- Instructions to follow: List each line of the data that holds the string "même".

- Material provided:

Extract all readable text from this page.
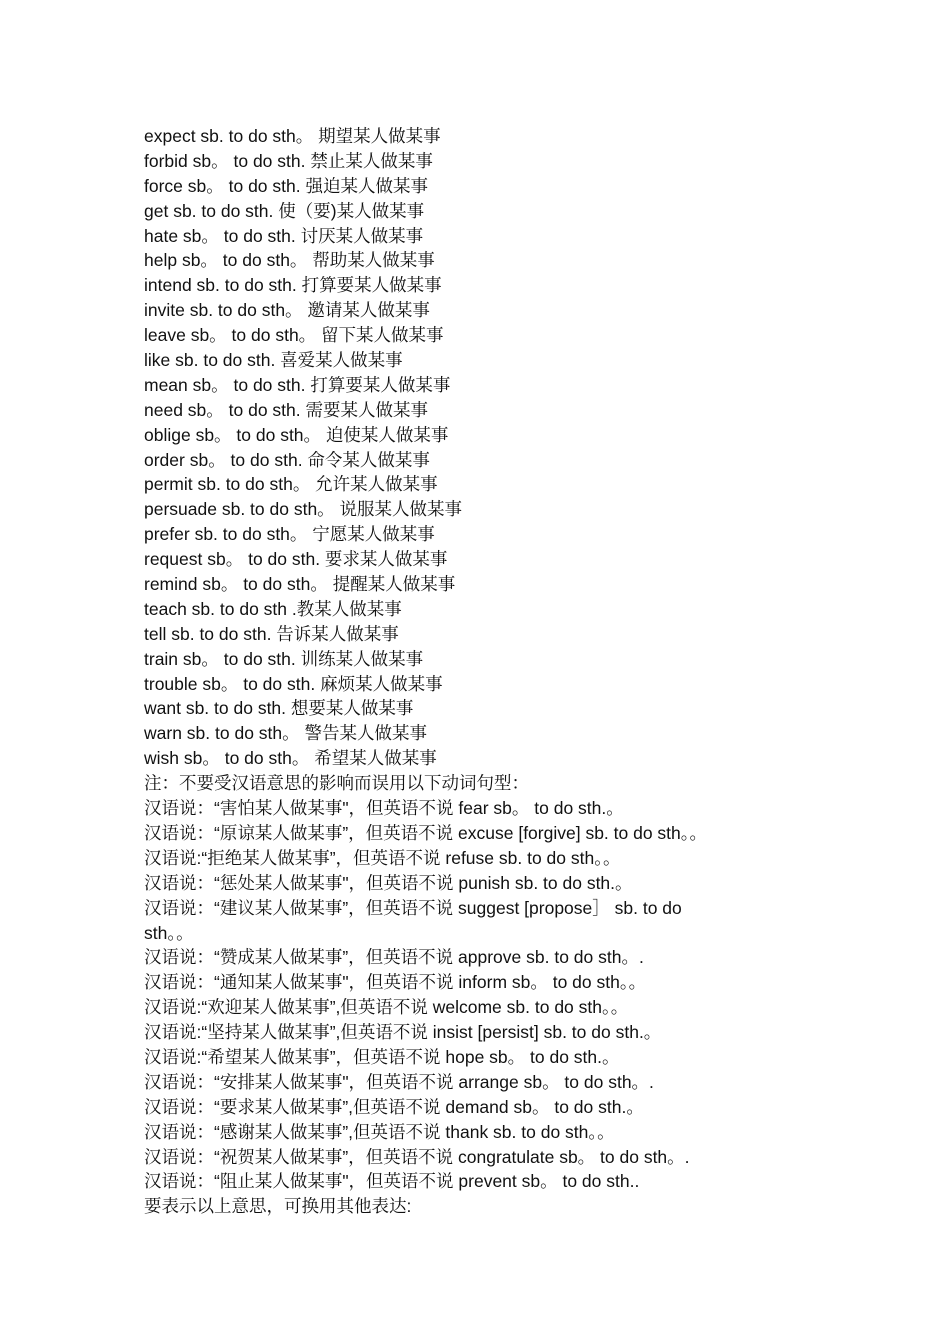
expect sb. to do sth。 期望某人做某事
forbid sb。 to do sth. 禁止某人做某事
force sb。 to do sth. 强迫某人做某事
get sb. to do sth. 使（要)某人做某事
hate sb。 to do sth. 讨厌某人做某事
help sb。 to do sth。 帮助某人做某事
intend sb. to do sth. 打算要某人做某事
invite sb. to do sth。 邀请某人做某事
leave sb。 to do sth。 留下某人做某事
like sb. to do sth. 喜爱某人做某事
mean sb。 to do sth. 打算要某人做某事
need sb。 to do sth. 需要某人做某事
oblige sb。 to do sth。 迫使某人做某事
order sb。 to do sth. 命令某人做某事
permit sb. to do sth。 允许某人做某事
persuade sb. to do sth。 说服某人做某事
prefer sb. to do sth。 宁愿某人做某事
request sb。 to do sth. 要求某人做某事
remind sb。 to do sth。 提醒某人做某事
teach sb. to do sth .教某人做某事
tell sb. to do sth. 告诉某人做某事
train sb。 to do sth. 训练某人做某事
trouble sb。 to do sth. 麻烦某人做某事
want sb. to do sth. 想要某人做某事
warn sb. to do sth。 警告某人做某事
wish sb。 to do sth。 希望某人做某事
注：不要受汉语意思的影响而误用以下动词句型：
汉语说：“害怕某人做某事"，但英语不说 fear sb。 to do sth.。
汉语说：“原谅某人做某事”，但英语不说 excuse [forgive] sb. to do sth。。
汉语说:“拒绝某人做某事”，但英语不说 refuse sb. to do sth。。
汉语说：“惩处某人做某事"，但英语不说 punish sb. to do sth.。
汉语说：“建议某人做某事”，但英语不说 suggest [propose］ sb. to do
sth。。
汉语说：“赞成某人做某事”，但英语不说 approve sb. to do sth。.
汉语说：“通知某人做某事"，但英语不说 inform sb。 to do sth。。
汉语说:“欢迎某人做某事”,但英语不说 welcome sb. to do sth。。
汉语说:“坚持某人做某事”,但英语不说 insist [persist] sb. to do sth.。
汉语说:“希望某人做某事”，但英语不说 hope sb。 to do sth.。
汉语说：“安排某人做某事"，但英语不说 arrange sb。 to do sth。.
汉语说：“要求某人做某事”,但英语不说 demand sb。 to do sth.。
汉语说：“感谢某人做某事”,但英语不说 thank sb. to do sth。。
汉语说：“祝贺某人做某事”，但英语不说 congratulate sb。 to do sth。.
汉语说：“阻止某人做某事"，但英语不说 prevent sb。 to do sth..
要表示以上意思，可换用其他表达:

...

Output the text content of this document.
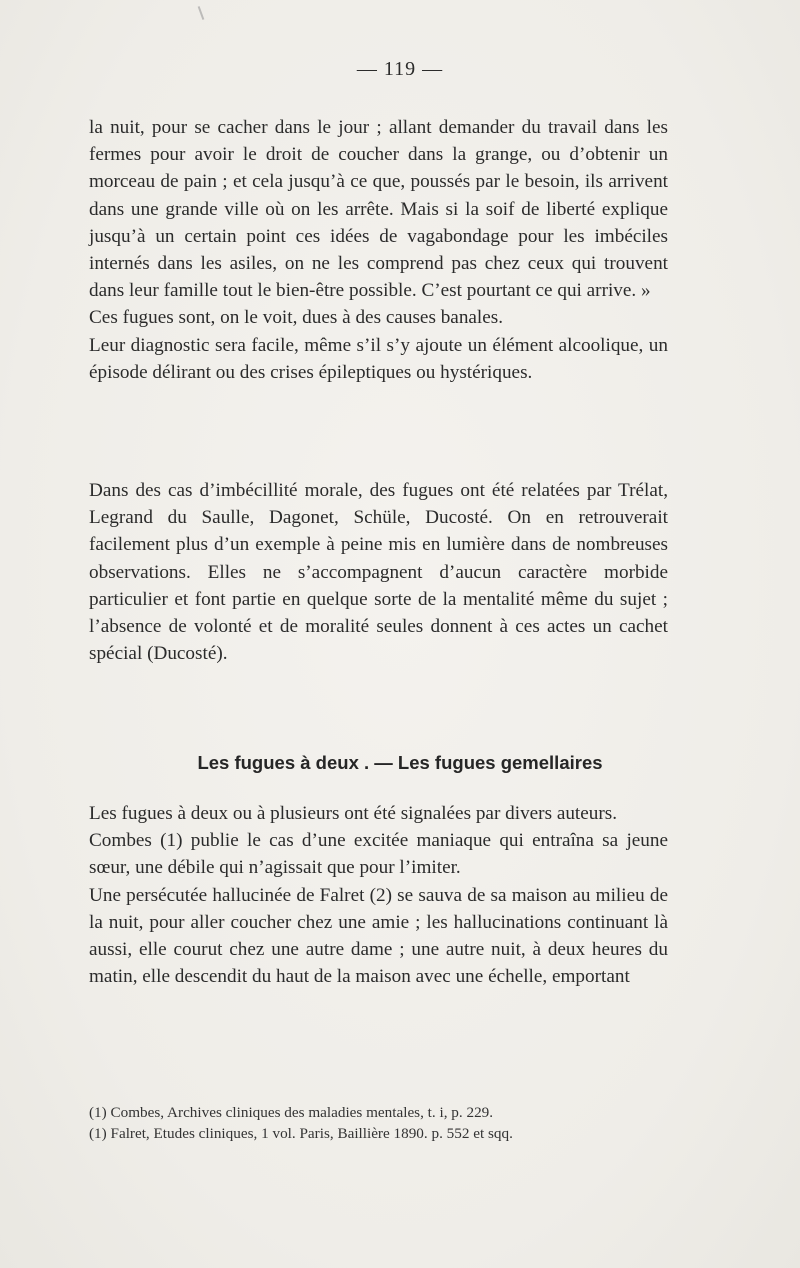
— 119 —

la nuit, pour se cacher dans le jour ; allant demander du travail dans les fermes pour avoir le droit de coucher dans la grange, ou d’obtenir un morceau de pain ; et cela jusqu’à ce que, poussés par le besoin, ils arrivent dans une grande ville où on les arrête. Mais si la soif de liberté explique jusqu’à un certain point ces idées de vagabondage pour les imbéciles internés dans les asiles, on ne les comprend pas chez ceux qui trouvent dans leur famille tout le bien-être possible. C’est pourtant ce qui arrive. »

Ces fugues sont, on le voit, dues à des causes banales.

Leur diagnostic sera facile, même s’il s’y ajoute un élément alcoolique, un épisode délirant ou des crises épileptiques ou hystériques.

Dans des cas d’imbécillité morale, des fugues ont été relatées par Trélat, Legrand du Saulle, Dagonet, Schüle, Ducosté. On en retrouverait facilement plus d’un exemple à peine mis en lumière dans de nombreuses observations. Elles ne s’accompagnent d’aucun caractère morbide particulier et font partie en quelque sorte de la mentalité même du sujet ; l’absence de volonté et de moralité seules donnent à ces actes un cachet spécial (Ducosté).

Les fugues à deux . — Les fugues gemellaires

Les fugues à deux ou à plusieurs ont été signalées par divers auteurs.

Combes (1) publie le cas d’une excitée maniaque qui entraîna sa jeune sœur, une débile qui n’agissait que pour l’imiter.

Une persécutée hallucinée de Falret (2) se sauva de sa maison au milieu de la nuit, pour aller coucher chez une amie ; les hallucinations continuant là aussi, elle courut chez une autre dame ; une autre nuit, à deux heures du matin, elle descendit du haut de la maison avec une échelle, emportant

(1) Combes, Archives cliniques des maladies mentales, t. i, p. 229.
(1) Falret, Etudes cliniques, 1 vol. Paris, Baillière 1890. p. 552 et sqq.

- Solution to the problem:
Leur diagnostic sera facile, même s’il s’y ajoute un élément alcoolique, un épisode délirant ou des crises épileptiques ou hystériques.
Dans des cas d’imbécillité morale, des fugues ont été relatées par Trélat, Legrand du Saulle, Dagonet, Schüle, Ducosté. On en retrouverait facilement plus d’un exemple à peine mis en lumière dans de nombreuses observations. Elles ne s’accompagnent d’aucun caractère morbide particulier et font partie en quelque sorte de la mentalité même du sujet ; l’absence de volonté et de moralité seules donnent à ces actes un cachet spécial (Ducosté).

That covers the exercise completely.